Exercise task: Across the material below, how many lines contain the word "display"? Give only the number.

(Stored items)
::::

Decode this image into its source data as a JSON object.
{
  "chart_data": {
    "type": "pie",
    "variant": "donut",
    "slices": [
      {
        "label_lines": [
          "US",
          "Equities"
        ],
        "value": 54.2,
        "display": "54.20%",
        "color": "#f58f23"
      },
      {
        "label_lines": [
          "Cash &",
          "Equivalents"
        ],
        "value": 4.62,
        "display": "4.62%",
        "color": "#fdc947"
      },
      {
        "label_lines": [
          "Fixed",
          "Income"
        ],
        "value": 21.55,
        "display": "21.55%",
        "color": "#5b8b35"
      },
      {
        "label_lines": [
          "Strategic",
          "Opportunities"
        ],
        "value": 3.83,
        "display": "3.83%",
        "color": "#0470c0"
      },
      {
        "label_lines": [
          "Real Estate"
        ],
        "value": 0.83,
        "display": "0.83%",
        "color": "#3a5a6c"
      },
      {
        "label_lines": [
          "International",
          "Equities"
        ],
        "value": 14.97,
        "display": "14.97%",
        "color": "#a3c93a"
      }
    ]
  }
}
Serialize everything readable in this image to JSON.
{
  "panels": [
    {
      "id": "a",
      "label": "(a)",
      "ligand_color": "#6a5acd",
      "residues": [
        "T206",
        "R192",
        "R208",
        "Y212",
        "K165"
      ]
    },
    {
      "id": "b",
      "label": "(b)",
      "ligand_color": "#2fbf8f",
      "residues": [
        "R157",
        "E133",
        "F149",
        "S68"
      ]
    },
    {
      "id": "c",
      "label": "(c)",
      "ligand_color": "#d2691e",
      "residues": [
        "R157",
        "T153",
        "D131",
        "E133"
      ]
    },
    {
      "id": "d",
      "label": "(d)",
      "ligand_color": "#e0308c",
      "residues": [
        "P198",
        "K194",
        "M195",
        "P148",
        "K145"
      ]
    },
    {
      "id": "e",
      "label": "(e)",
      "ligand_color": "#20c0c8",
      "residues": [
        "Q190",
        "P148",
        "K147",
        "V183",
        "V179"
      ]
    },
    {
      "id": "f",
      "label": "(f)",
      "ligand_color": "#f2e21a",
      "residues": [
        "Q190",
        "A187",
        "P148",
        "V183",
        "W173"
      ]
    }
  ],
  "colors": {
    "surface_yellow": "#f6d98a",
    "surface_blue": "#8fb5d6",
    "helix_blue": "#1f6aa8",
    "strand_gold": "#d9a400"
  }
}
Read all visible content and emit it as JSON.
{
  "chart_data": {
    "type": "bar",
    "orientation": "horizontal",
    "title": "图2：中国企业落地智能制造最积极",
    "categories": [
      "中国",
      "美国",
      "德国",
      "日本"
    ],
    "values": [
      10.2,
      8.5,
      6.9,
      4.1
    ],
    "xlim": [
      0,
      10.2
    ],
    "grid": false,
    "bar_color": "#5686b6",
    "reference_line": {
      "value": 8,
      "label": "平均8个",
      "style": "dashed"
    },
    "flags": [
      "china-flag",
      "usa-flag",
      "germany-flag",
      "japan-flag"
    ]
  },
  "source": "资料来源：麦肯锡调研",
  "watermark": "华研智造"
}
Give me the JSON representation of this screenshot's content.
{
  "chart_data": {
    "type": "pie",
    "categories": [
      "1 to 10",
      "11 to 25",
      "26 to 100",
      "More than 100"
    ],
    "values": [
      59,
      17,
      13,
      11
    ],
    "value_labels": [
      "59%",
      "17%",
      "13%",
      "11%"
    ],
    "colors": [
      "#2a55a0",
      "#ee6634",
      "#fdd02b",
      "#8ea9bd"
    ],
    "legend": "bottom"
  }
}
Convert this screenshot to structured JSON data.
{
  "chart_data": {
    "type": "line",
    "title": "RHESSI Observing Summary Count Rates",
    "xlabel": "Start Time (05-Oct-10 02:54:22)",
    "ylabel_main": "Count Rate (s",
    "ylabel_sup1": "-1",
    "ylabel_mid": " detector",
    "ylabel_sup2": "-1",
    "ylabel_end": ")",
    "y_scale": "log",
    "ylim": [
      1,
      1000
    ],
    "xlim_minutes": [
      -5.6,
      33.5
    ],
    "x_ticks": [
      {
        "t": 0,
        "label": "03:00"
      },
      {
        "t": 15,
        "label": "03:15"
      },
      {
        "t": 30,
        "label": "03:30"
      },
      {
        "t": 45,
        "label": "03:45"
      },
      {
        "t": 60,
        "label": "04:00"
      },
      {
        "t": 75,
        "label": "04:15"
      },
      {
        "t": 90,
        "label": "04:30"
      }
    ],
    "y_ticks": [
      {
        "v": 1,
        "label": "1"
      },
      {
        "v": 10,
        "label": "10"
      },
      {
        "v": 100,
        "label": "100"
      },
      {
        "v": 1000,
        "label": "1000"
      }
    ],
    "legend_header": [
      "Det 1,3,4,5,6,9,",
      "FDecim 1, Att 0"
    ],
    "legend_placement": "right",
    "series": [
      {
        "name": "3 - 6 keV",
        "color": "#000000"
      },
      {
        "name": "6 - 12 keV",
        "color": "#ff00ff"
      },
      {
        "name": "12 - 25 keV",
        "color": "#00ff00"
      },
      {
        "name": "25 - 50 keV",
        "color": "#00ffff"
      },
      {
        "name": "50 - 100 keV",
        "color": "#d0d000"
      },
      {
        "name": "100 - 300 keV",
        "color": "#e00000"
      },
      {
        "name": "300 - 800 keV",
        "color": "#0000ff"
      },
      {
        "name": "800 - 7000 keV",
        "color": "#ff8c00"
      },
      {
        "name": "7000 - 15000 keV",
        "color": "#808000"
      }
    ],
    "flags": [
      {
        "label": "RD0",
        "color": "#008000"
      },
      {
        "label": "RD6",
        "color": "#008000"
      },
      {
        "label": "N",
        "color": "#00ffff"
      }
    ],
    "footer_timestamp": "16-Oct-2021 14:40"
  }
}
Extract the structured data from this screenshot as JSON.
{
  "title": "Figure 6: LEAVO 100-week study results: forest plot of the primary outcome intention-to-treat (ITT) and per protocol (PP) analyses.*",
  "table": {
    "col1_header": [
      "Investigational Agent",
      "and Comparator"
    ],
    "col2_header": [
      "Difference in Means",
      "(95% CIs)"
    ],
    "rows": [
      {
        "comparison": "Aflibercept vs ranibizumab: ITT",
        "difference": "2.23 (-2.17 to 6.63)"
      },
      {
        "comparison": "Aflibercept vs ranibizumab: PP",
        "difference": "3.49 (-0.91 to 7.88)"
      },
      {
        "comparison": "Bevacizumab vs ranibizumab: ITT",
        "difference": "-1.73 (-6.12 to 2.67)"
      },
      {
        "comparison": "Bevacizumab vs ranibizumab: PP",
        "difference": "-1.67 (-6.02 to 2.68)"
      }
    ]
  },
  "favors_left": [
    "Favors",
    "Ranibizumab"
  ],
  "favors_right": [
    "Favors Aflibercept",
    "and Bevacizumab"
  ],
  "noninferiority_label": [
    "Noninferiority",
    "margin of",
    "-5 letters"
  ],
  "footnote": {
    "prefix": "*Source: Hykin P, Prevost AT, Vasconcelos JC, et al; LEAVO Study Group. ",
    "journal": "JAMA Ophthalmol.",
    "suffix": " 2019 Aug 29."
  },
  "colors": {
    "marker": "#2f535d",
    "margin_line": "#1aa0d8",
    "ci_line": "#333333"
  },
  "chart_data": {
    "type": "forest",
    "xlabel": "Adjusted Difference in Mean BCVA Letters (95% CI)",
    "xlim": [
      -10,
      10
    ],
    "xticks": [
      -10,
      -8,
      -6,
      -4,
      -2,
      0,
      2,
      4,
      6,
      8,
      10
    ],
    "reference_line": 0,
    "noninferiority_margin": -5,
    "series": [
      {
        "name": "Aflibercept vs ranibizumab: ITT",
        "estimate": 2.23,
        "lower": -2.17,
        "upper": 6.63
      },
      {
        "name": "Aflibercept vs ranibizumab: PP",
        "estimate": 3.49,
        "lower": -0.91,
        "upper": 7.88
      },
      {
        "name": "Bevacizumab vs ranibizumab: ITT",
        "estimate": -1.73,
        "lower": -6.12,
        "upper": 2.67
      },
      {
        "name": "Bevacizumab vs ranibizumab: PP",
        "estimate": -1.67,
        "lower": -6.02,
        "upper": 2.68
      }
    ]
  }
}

::::

Answer to the exercise: 6